++++ Supplied data

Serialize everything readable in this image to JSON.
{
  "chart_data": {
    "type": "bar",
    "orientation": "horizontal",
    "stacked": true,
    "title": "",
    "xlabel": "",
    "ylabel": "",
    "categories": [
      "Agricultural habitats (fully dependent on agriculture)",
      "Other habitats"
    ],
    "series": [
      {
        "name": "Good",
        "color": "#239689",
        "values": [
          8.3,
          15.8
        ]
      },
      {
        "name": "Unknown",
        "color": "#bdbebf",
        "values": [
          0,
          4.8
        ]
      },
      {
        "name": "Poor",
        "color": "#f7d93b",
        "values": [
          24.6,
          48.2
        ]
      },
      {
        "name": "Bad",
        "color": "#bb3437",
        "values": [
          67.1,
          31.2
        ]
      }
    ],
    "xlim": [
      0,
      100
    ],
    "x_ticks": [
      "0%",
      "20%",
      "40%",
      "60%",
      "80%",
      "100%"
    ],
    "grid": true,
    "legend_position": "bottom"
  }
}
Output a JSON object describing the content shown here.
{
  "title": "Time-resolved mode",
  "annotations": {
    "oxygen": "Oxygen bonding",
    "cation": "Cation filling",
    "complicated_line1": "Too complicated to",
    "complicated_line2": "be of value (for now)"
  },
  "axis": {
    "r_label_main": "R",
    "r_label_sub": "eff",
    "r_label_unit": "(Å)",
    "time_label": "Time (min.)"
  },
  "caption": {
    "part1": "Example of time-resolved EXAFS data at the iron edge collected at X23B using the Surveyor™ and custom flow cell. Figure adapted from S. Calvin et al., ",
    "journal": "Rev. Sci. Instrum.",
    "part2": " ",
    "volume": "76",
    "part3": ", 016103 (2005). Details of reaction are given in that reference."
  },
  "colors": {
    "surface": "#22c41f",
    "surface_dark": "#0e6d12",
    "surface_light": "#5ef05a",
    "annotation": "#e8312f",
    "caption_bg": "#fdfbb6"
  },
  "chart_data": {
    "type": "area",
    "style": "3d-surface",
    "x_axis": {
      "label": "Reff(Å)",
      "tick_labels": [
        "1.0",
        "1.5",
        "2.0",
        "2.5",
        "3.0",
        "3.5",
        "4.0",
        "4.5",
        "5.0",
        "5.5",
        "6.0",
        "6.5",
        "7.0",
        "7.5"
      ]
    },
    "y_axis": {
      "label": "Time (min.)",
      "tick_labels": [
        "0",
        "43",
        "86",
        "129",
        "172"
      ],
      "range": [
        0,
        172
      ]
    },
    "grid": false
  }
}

++++++++

## Task
Using the material above, print every entry exactly as written.

## Solved exercise
Serialize everything readable in this image to JSON.
{
  "chart_data": {
    "type": "bar",
    "orientation": "horizontal",
    "stacked": true,
    "title": "",
    "xlabel": "",
    "ylabel": "",
    "categories": [
      "Agricultural habitats (fully dependent on agriculture)",
      "Other habitats"
    ],
    "series": [
      {
        "name": "Good",
        "color": "#239689",
        "values": [
          8.3,
          15.8
        ]
      },
      {
        "name": "Unknown",
        "color": "#bdbebf",
        "values": [
          0,
          4.8
        ]
      },
      {
        "name": "Poor",
        "color": "#f7d93b",
        "values": [
          24.6,
          48.2
        ]
      },
      {
        "name": "Bad",
        "color": "#bb3437",
        "values": [
          67.1,
          31.2
        ]
      }
    ],
    "xlim": [
      0,
      100
    ],
    "x_ticks": [
      "0%",
      "20%",
      "40%",
      "60%",
      "80%",
      "100%"
    ],
    "grid": true,
    "legend_position": "bottom"
  }
}
Output a JSON object describing the content shown here.
{
  "title": "Time-resolved mode",
  "annotations": {
    "oxygen": "Oxygen bonding",
    "cation": "Cation filling",
    "complicated_line1": "Too complicated to",
    "complicated_line2": "be of value (for now)"
  },
  "axis": {
    "r_label_main": "R",
    "r_label_sub": "eff",
    "r_label_unit": "(Å)",
    "time_label": "Time (min.)"
  },
  "caption": {
    "part1": "Example of time-resolved EXAFS data at the iron edge collected at X23B using the Surveyor™ and custom flow cell. Figure adapted from S. Calvin et al., ",
    "journal": "Rev. Sci. Instrum.",
    "part2": " ",
    "volume": "76",
    "part3": ", 016103 (2005). Details of reaction are given in that reference."
  },
  "colors": {
    "surface": "#22c41f",
    "surface_dark": "#0e6d12",
    "surface_light": "#5ef05a",
    "annotation": "#e8312f",
    "caption_bg": "#fdfbb6"
  },
  "chart_data": {
    "type": "area",
    "style": "3d-surface",
    "x_axis": {
      "label": "Reff(Å)",
      "tick_labels": [
        "1.0",
        "1.5",
        "2.0",
        "2.5",
        "3.0",
        "3.5",
        "4.0",
        "4.5",
        "5.0",
        "5.5",
        "6.0",
        "6.5",
        "7.0",
        "7.5"
      ]
    },
    "y_axis": {
      "label": "Time (min.)",
      "tick_labels": [
        "0",
        "43",
        "86",
        "129",
        "172"
      ],
      "range": [
        0,
        172
      ]
    },
    "grid": false
  }
}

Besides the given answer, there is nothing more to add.